__WRITTEN INSTRUCTION__. Leave out the pictures; transcribe all else exactly.

__MATERIAL FOR THIS TASK__.
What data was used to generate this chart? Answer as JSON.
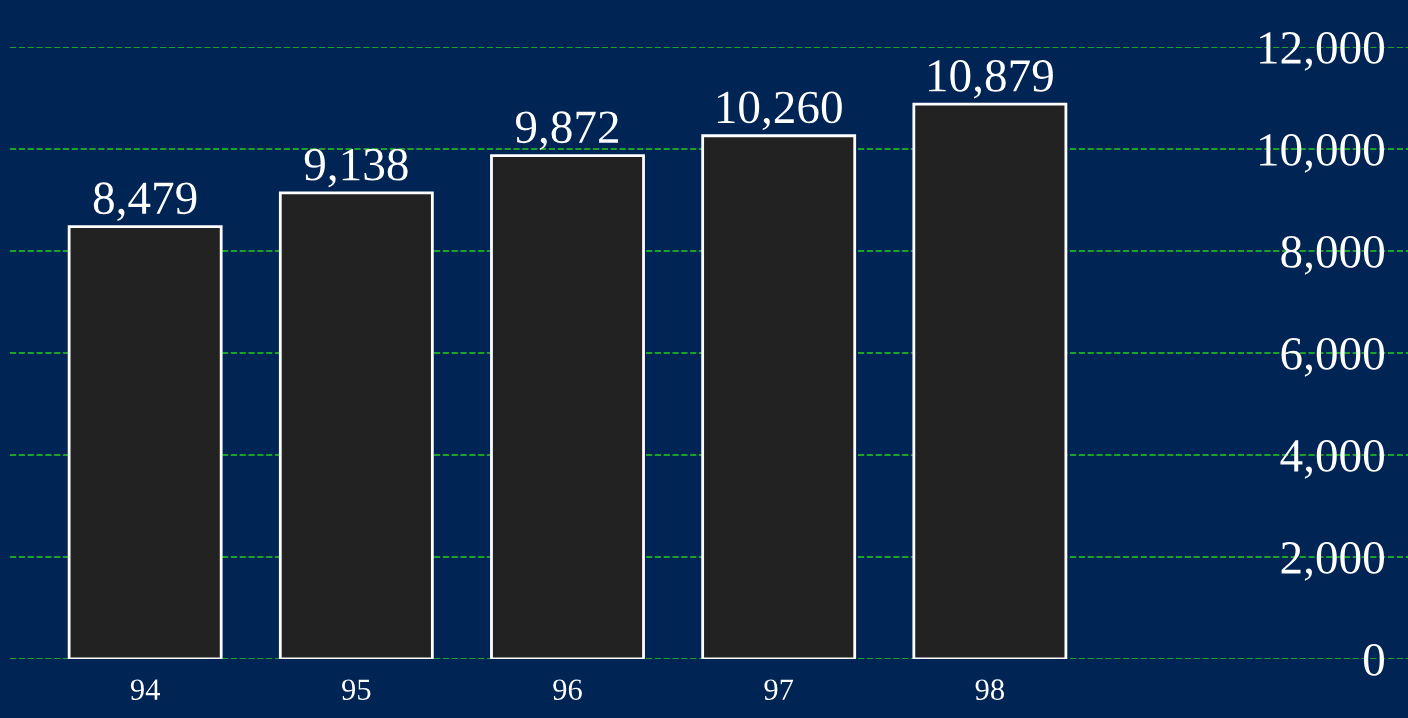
{
  "chart_data": {
    "type": "bar",
    "categories": [
      "94",
      "95",
      "96",
      "97",
      "98"
    ],
    "values": [
      8479,
      9138,
      9872,
      10260,
      10879
    ],
    "value_labels": [
      "8,479",
      "9,138",
      "9,872",
      "10,260",
      "10,879"
    ],
    "color": "#222222",
    "ylim": [
      0,
      12000
    ],
    "yticks": [
      0,
      {
        "value": 2000,
        "label": "2,000"
      },
      {
        "value": 4000,
        "label": "4,000"
      },
      {
        "value": 6000,
        "label": "6,000"
      },
      {
        "value": 8000,
        "label": "8,000"
      },
      {
        "value": 10000,
        "label": "10,000"
      },
      {
        "value": 12000,
        "label": "12,000"
      }
    ],
    "grid": "y",
    "line_style": "dashed"
  }
}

__FINAL RESULT__.
What data was used to generate this chart? Answer as JSON.
{
  "chart_data": {
    "type": "bar",
    "categories": [
      "94",
      "95",
      "96",
      "97",
      "98"
    ],
    "values": [
      8479,
      9138,
      9872,
      10260,
      10879
    ],
    "value_labels": [
      "8,479",
      "9,138",
      "9,872",
      "10,260",
      "10,879"
    ],
    "color": "#222222",
    "ylim": [
      0,
      12000
    ],
    "yticks": [
      0,
      {
        "value": 2000,
        "label": "2,000"
      },
      {
        "value": 4000,
        "label": "4,000"
      },
      {
        "value": 6000,
        "label": "6,000"
      },
      {
        "value": 8000,
        "label": "8,000"
      },
      {
        "value": 10000,
        "label": "10,000"
      },
      {
        "value": 12000,
        "label": "12,000"
      }
    ],
    "grid": "y",
    "line_style": "dashed"
  }
}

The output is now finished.